▶ **Your objective**:
Restate all of the data exactly.

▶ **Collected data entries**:
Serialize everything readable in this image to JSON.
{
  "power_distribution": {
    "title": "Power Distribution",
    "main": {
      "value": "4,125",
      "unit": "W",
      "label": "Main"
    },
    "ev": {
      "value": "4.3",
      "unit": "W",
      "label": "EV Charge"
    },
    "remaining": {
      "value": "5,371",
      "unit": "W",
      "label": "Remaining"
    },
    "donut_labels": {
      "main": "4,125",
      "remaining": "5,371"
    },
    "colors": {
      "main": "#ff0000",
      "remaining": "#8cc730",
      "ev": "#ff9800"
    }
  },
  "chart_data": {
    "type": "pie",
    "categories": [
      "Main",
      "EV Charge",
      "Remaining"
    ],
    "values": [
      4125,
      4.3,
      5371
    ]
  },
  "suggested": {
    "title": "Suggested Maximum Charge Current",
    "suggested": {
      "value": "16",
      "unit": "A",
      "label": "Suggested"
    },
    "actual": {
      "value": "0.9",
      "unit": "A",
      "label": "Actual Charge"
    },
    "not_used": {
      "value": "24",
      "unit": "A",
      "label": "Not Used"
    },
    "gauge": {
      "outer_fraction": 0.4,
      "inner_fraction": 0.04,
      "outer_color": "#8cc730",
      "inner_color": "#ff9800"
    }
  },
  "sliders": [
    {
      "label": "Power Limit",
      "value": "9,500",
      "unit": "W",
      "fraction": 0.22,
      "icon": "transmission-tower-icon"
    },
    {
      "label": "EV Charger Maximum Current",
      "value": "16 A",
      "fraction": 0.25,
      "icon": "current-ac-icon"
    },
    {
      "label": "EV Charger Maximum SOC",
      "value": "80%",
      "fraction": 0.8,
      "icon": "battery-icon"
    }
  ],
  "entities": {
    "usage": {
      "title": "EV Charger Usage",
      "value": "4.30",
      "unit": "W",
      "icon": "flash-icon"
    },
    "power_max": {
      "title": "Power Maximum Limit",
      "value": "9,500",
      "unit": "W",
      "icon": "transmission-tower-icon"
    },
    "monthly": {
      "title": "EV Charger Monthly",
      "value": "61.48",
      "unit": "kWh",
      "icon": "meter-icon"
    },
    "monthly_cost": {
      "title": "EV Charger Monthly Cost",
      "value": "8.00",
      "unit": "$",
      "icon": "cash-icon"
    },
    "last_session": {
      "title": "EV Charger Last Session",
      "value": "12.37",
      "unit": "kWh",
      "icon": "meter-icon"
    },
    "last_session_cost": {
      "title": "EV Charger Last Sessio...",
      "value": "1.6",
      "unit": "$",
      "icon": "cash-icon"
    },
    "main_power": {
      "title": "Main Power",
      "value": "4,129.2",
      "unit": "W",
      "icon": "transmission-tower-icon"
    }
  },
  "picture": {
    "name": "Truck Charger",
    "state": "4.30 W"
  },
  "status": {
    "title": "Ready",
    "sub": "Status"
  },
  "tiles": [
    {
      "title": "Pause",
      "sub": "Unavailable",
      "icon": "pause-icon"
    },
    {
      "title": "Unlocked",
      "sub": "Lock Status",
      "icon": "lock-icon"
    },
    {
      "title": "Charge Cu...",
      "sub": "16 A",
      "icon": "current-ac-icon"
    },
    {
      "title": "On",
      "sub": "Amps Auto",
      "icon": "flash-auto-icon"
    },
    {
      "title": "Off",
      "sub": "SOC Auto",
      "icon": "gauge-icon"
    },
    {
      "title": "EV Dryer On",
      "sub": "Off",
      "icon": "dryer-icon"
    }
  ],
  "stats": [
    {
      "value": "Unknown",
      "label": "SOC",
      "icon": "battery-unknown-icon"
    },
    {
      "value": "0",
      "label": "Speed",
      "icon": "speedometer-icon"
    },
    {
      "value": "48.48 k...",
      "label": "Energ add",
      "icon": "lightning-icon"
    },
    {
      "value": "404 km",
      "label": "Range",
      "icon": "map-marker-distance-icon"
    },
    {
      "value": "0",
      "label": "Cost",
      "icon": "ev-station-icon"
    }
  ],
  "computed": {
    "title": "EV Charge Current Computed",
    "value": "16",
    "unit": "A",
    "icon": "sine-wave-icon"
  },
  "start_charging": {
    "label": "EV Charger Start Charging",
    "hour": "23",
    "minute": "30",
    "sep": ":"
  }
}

▶ **Reply**:
Serialize everything readable in this image to JSON.
{
  "power_distribution": {
    "title": "Power Distribution",
    "main": {
      "value": "4,125",
      "unit": "W",
      "label": "Main"
    },
    "ev": {
      "value": "4.3",
      "unit": "W",
      "label": "EV Charge"
    },
    "remaining": {
      "value": "5,371",
      "unit": "W",
      "label": "Remaining"
    },
    "donut_labels": {
      "main": "4,125",
      "remaining": "5,371"
    },
    "colors": {
      "main": "#ff0000",
      "remaining": "#8cc730",
      "ev": "#ff9800"
    }
  },
  "chart_data": {
    "type": "pie",
    "categories": [
      "Main",
      "EV Charge",
      "Remaining"
    ],
    "values": [
      4125,
      4.3,
      5371
    ]
  },
  "suggested": {
    "title": "Suggested Maximum Charge Current",
    "suggested": {
      "value": "16",
      "unit": "A",
      "label": "Suggested"
    },
    "actual": {
      "value": "0.9",
      "unit": "A",
      "label": "Actual Charge"
    },
    "not_used": {
      "value": "24",
      "unit": "A",
      "label": "Not Used"
    },
    "gauge": {
      "outer_fraction": 0.4,
      "inner_fraction": 0.04,
      "outer_color": "#8cc730",
      "inner_color": "#ff9800"
    }
  },
  "sliders": [
    {
      "label": "Power Limit",
      "value": "9,500",
      "unit": "W",
      "fraction": 0.22,
      "icon": "transmission-tower-icon"
    },
    {
      "label": "EV Charger Maximum Current",
      "value": "16 A",
      "fraction": 0.25,
      "icon": "current-ac-icon"
    },
    {
      "label": "EV Charger Maximum SOC",
      "value": "80%",
      "fraction": 0.8,
      "icon": "battery-icon"
    }
  ],
  "entities": {
    "usage": {
      "title": "EV Charger Usage",
      "value": "4.30",
      "unit": "W",
      "icon": "flash-icon"
    },
    "power_max": {
      "title": "Power Maximum Limit",
      "value": "9,500",
      "unit": "W",
      "icon": "transmission-tower-icon"
    },
    "monthly": {
      "title": "EV Charger Monthly",
      "value": "61.48",
      "unit": "kWh",
      "icon": "meter-icon"
    },
    "monthly_cost": {
      "title": "EV Charger Monthly Cost",
      "value": "8.00",
      "unit": "$",
      "icon": "cash-icon"
    },
    "last_session": {
      "title": "EV Charger Last Session",
      "value": "12.37",
      "unit": "kWh",
      "icon": "meter-icon"
    },
    "last_session_cost": {
      "title": "EV Charger Last Sessio...",
      "value": "1.6",
      "unit": "$",
      "icon": "cash-icon"
    },
    "main_power": {
      "title": "Main Power",
      "value": "4,129.2",
      "unit": "W",
      "icon": "transmission-tower-icon"
    }
  },
  "picture": {
    "name": "Truck Charger",
    "state": "4.30 W"
  },
  "status": {
    "title": "Ready",
    "sub": "Status"
  },
  "tiles": [
    {
      "title": "Pause",
      "sub": "Unavailable",
      "icon": "pause-icon"
    },
    {
      "title": "Unlocked",
      "sub": "Lock Status",
      "icon": "lock-icon"
    },
    {
      "title": "Charge Cu...",
      "sub": "16 A",
      "icon": "current-ac-icon"
    },
    {
      "title": "On",
      "sub": "Amps Auto",
      "icon": "flash-auto-icon"
    },
    {
      "title": "Off",
      "sub": "SOC Auto",
      "icon": "gauge-icon"
    },
    {
      "title": "EV Dryer On",
      "sub": "Off",
      "icon": "dryer-icon"
    }
  ],
  "stats": [
    {
      "value": "Unknown",
      "label": "SOC",
      "icon": "battery-unknown-icon"
    },
    {
      "value": "0",
      "label": "Speed",
      "icon": "speedometer-icon"
    },
    {
      "value": "48.48 k...",
      "label": "Energ add",
      "icon": "lightning-icon"
    },
    {
      "value": "404 km",
      "label": "Range",
      "icon": "map-marker-distance-icon"
    },
    {
      "value": "0",
      "label": "Cost",
      "icon": "ev-station-icon"
    }
  ],
  "computed": {
    "title": "EV Charge Current Computed",
    "value": "16",
    "unit": "A",
    "icon": "sine-wave-icon"
  },
  "start_charging": {
    "label": "EV Charger Start Charging",
    "hour": "23",
    "minute": "30",
    "sep": ":"
  }
}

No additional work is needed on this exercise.